TASK REQUIREMENTS:
Find every line in the records that holds the string "Layer". Copy each one.

PROVIDED DATA:
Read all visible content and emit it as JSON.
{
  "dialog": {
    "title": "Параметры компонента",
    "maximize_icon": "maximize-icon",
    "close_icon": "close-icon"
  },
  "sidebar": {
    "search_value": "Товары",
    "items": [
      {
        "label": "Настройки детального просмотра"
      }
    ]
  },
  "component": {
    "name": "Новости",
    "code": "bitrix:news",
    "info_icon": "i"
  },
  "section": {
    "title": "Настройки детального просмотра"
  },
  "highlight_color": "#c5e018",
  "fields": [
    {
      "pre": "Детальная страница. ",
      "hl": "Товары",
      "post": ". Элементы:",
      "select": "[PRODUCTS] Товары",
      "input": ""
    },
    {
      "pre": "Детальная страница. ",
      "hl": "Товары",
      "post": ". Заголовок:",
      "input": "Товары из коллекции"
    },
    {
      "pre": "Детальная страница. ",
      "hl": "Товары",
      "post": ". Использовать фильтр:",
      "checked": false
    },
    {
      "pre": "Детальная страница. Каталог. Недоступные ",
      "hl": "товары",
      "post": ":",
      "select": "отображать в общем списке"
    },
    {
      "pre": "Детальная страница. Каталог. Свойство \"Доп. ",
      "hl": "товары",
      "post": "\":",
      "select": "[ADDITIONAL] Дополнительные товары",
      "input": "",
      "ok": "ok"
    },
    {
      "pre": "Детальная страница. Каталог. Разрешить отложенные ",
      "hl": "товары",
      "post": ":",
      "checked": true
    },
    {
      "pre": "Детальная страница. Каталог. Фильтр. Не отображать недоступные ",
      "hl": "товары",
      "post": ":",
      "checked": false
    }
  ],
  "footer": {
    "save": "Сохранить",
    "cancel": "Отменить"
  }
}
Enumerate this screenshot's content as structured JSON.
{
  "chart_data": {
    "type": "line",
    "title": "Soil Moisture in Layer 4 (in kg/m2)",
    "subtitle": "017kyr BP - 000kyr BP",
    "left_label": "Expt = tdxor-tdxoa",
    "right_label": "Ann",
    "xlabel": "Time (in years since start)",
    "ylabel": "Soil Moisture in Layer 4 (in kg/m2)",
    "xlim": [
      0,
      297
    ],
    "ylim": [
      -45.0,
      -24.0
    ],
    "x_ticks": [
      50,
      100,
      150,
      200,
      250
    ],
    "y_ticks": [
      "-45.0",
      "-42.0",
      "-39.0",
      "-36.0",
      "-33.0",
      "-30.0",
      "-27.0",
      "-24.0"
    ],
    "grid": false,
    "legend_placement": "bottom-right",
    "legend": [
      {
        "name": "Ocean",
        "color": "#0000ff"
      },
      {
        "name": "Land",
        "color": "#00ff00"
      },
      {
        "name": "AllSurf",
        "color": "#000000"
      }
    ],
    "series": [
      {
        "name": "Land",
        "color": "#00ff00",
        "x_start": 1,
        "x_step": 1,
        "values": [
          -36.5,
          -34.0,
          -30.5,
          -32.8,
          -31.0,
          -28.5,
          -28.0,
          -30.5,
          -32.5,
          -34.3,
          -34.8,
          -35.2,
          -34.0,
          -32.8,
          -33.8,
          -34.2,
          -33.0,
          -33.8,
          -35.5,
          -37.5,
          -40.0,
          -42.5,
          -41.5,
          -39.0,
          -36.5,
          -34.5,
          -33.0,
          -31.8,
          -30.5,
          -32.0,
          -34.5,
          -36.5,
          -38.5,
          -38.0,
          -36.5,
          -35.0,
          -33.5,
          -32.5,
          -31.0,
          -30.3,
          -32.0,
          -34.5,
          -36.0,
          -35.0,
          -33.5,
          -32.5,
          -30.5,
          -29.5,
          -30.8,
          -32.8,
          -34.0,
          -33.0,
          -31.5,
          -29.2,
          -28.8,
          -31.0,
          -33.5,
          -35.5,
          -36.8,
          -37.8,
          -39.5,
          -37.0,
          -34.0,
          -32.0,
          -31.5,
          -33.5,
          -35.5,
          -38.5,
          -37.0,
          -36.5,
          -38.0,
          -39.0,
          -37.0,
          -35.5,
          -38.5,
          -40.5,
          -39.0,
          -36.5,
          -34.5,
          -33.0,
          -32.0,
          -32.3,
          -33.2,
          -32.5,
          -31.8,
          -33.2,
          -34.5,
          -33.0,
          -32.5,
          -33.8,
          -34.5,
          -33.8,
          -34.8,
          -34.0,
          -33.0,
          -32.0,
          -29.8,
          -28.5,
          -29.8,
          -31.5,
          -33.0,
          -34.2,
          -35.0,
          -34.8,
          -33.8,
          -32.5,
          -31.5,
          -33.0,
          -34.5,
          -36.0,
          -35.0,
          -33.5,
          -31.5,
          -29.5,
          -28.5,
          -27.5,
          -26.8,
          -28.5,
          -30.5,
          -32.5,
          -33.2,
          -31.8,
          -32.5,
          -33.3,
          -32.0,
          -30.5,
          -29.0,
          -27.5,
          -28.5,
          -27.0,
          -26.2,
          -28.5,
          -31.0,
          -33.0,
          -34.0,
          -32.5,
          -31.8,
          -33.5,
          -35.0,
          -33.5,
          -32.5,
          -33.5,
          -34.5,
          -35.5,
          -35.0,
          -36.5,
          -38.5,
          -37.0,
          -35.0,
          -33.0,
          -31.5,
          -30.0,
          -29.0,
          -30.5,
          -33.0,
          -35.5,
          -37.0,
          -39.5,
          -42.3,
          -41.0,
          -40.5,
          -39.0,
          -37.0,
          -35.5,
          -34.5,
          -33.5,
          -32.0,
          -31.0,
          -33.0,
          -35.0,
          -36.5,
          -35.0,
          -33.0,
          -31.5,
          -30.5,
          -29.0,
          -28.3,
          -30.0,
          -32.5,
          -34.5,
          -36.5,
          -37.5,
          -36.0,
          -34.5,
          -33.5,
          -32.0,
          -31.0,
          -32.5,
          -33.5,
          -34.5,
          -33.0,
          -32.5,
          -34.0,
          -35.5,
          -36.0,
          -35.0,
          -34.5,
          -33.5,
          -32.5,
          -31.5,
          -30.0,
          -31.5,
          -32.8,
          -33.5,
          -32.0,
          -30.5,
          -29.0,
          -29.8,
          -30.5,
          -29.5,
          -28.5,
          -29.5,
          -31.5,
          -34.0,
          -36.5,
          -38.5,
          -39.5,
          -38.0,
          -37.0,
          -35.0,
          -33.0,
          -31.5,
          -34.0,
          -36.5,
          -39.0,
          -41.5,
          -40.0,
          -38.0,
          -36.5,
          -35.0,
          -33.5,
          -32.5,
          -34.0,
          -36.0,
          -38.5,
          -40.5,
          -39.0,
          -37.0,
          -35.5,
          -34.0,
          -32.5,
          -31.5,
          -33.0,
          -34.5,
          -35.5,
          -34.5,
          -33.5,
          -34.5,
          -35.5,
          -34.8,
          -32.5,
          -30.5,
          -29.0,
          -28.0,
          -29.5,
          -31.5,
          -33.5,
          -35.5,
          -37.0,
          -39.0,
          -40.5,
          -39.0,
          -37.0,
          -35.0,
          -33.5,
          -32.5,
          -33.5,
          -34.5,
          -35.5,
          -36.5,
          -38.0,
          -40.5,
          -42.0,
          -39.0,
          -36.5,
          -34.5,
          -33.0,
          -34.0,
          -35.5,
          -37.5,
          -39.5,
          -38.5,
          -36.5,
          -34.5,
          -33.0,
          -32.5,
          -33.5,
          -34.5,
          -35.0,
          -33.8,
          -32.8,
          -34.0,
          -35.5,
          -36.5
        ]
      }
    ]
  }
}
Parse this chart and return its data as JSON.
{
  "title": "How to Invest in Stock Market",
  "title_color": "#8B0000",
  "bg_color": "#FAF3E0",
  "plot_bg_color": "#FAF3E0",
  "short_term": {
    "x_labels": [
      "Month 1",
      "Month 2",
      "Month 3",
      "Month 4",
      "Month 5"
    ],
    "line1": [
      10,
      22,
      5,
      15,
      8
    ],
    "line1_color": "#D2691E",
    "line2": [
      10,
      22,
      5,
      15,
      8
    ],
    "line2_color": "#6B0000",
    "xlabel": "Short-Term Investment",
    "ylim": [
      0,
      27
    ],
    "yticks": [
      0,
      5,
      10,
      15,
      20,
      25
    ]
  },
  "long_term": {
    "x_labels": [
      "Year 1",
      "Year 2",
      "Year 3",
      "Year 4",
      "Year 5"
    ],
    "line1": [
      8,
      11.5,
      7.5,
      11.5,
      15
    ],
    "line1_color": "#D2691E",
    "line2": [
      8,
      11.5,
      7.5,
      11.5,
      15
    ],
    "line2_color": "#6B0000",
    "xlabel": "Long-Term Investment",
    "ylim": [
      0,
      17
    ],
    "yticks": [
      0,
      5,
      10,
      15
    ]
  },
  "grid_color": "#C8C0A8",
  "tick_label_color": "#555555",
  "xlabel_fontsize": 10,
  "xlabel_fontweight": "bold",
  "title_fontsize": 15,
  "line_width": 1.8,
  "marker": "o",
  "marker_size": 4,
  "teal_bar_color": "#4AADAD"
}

RESULT:
    "title": "Soil Moisture in Layer 4 (in kg/m2)",
    "ylabel": "Soil Moisture in Layer 4 (in kg/m2)",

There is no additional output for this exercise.